Problem to solve:
Transcribe all of the data exactly. Omit the pictures.

Exercise material:

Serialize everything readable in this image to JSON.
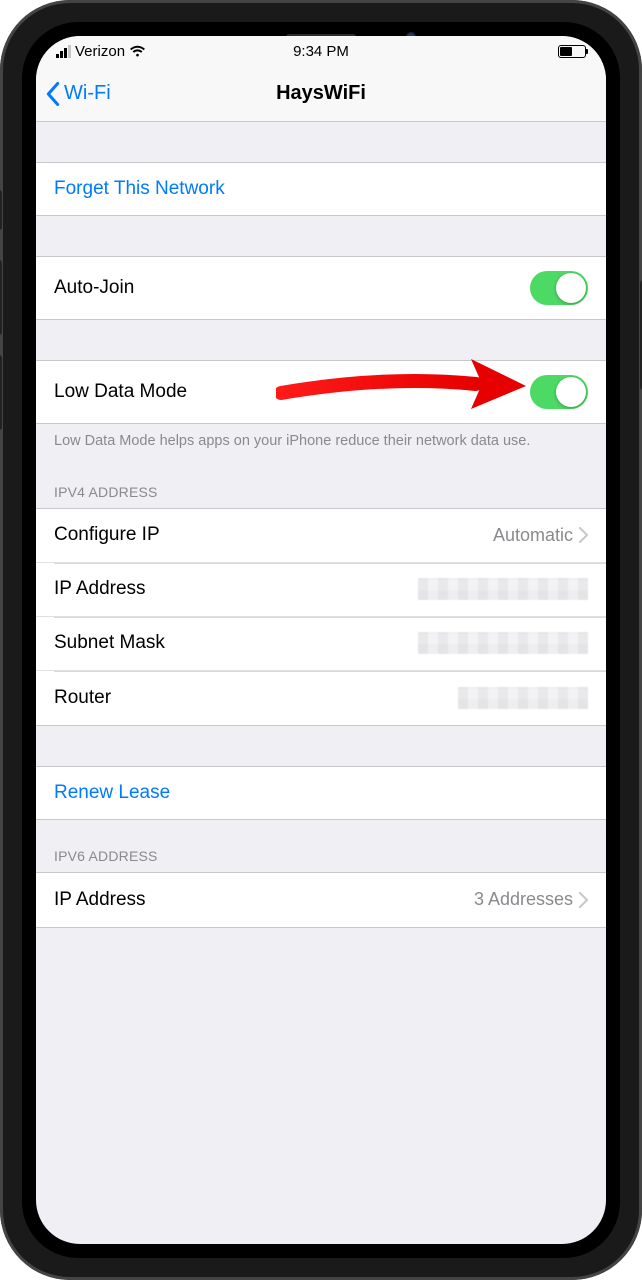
{
  "status_bar": {
    "carrier": "Verizon",
    "time": "9:34 PM"
  },
  "nav": {
    "back_label": "Wi-Fi",
    "title": "HaysWiFi"
  },
  "forget": {
    "label": "Forget This Network"
  },
  "auto_join": {
    "label": "Auto-Join",
    "on": true
  },
  "low_data": {
    "label": "Low Data Mode",
    "on": true,
    "footer": "Low Data Mode helps apps on your iPhone reduce their network data use."
  },
  "ipv4": {
    "header": "IPV4 ADDRESS",
    "configure_ip": {
      "label": "Configure IP",
      "value": "Automatic"
    },
    "ip_address": {
      "label": "IP Address"
    },
    "subnet_mask": {
      "label": "Subnet Mask"
    },
    "router": {
      "label": "Router"
    }
  },
  "renew": {
    "label": "Renew Lease"
  },
  "ipv6": {
    "header": "IPV6 ADDRESS",
    "ip_address": {
      "label": "IP Address",
      "value": "3 Addresses"
    }
  }
}
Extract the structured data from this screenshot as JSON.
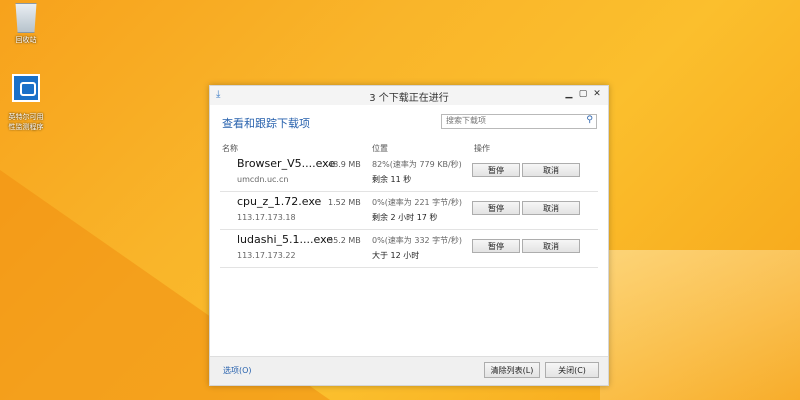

Complete response:
Serialize everything readable in this image to JSON.
{
  "status_bar": {
    "carrier": "Verizon",
    "time": "9:34 PM"
  },
  "nav": {
    "back_label": "Wi-Fi",
    "title": "HaysWiFi"
  },
  "forget": {
    "label": "Forget This Network"
  },
  "auto_join": {
    "label": "Auto-Join",
    "on": true
  },
  "low_data": {
    "label": "Low Data Mode",
    "on": true,
    "footer": "Low Data Mode helps apps on your iPhone reduce their network data use."
  },
  "ipv4": {
    "header": "IPV4 ADDRESS",
    "configure_ip": {
      "label": "Configure IP",
      "value": "Automatic"
    },
    "ip_address": {
      "label": "IP Address"
    },
    "subnet_mask": {
      "label": "Subnet Mask"
    },
    "router": {
      "label": "Router"
    }
  },
  "renew": {
    "label": "Renew Lease"
  },
  "ipv6": {
    "header": "IPV6 ADDRESS",
    "ip_address": {
      "label": "IP Address",
      "value": "3 Addresses"
    }
  }
}
Extract the structured data from this screenshot as JSON.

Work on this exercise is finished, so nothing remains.